• Direction:
Only the lines from the one bearing "Convert this document image to plain text." to the final line should be transcribed, exactly and with both ends included. Pictures are to be left out.

• Record extracts:
☆ ☆ ☆ ☆
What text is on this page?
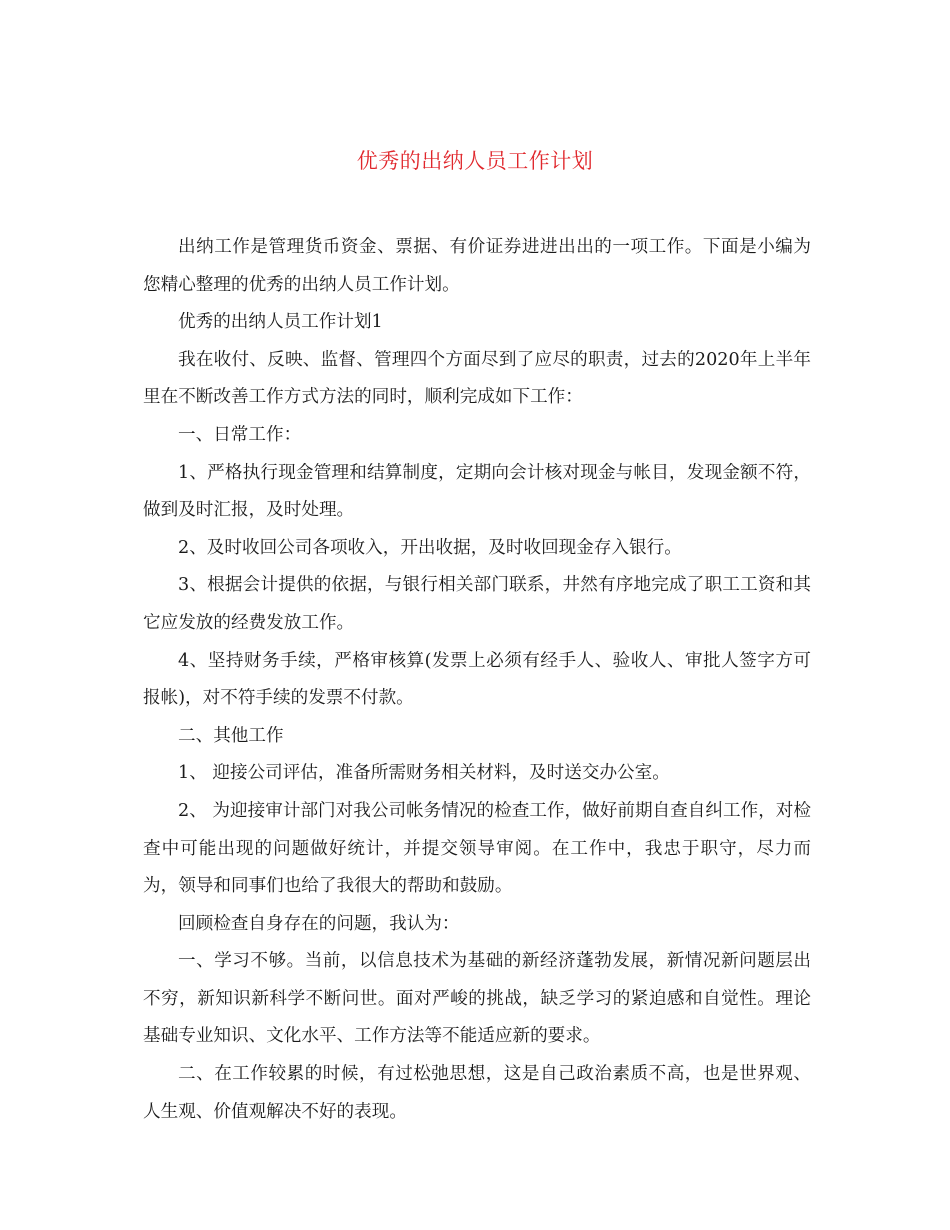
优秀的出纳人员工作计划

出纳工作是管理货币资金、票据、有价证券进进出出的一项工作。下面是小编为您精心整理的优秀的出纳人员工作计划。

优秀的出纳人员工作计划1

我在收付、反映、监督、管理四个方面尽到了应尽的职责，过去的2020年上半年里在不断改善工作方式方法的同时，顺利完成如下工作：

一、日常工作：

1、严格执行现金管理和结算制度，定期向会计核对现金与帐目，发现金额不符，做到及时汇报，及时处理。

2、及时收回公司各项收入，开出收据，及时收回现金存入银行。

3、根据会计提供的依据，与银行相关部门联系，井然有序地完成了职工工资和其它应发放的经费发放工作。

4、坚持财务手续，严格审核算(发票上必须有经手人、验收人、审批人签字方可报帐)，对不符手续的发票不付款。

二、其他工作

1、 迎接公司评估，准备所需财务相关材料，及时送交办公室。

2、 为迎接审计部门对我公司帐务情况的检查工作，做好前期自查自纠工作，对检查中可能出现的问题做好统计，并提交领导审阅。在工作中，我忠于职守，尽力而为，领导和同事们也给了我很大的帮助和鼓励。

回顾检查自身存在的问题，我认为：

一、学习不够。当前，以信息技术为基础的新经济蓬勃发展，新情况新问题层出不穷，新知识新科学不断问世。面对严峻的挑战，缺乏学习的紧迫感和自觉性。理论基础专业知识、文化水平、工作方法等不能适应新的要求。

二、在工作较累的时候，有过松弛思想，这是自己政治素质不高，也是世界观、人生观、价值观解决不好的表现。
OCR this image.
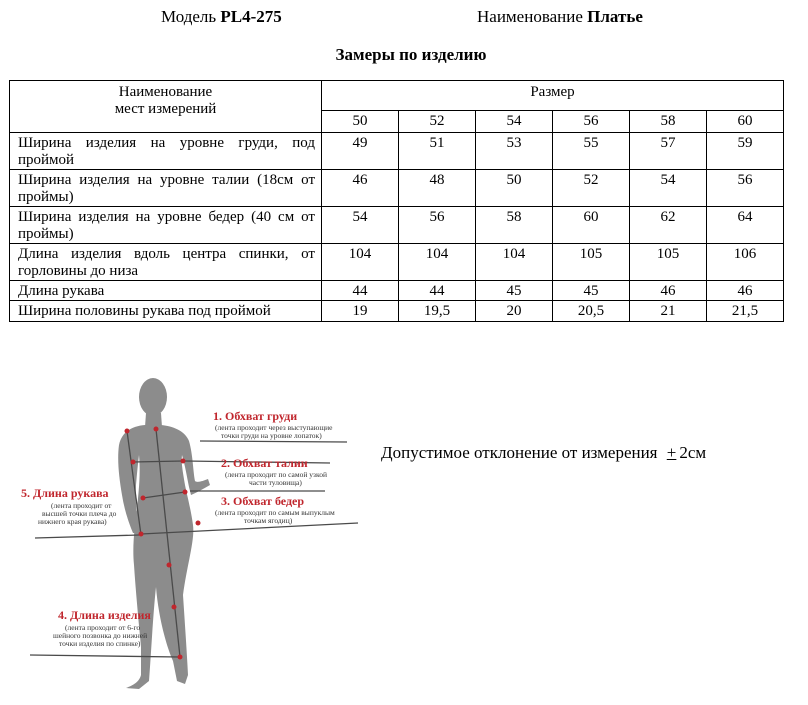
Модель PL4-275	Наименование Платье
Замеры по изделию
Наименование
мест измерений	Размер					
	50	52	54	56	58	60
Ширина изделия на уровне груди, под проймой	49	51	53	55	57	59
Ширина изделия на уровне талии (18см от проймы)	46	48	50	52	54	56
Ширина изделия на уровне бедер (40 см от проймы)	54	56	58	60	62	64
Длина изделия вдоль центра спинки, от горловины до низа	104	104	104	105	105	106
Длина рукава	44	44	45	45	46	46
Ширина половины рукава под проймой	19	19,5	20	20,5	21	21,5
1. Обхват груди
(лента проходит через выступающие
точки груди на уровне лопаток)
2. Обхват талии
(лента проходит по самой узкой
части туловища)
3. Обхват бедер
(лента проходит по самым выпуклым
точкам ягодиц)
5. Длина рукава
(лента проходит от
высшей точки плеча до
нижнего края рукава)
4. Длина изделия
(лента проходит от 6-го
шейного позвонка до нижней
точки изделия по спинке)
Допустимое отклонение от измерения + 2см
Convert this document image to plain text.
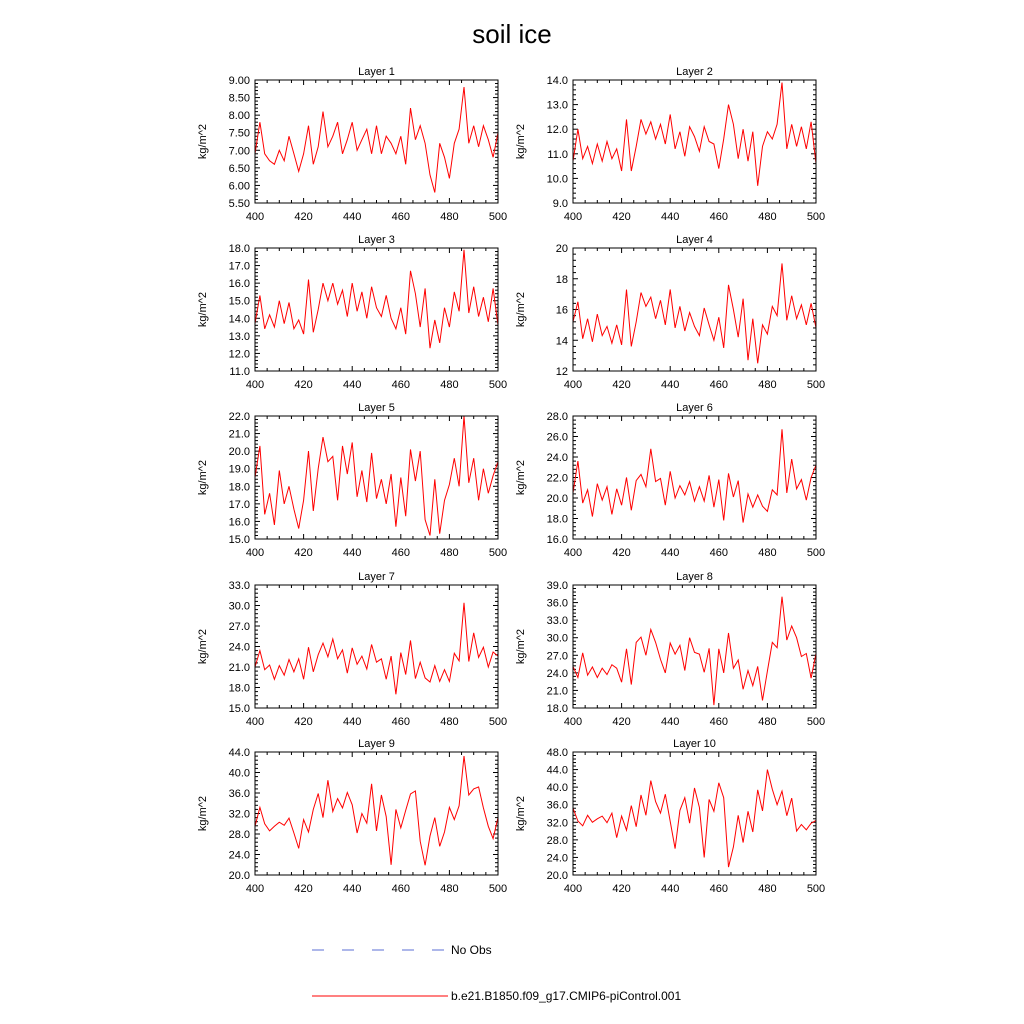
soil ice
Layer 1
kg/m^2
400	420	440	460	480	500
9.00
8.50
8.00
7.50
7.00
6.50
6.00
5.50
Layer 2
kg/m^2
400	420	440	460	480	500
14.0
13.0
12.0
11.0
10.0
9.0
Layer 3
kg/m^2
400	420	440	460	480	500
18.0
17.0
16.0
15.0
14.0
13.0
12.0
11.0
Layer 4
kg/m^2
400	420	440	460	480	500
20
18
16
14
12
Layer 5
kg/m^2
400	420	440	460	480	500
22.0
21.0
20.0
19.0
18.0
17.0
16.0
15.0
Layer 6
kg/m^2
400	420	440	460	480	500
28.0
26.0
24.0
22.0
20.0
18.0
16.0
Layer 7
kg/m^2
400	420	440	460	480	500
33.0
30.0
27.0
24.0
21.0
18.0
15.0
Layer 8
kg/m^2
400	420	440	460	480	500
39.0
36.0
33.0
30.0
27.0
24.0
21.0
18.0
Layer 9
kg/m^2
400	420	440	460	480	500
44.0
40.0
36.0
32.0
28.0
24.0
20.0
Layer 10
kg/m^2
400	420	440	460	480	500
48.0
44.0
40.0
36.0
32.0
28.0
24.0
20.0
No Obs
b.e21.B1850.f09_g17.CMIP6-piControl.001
☆ ☆ ☆ ☆
• The reply:
Convert this document image to plain text.
soil ice
Layer 1
kg/m^2
400	420	440	460	480	500
9.00
8.50
8.00
7.50
7.00
6.50
6.00
5.50
Layer 2
kg/m^2
400	420	440	460	480	500
14.0
13.0
12.0
11.0
10.0
9.0
Layer 3
kg/m^2
400	420	440	460	480	500
18.0
17.0
16.0
15.0
14.0
13.0
12.0
11.0
Layer 4
kg/m^2
400	420	440	460	480	500
20
18
16
14
12
Layer 5
kg/m^2
400	420	440	460	480	500
22.0
21.0
20.0
19.0
18.0
17.0
16.0
15.0
Layer 6
kg/m^2
400	420	440	460	480	500
28.0
26.0
24.0
22.0
20.0
18.0
16.0
Layer 7
kg/m^2
400	420	440	460	480	500
33.0
30.0
27.0
24.0
21.0
18.0
15.0
Layer 8
kg/m^2
400	420	440	460	480	500
39.0
36.0
33.0
30.0
27.0
24.0
21.0
18.0
Layer 9
kg/m^2
400	420	440	460	480	500
44.0
40.0
36.0
32.0
28.0
24.0
20.0
Layer 10
kg/m^2
400	420	440	460	480	500
48.0
44.0
40.0
36.0
32.0
28.0
24.0
20.0
No Obs
b.e21.B1850.f09_g17.CMIP6-piControl.001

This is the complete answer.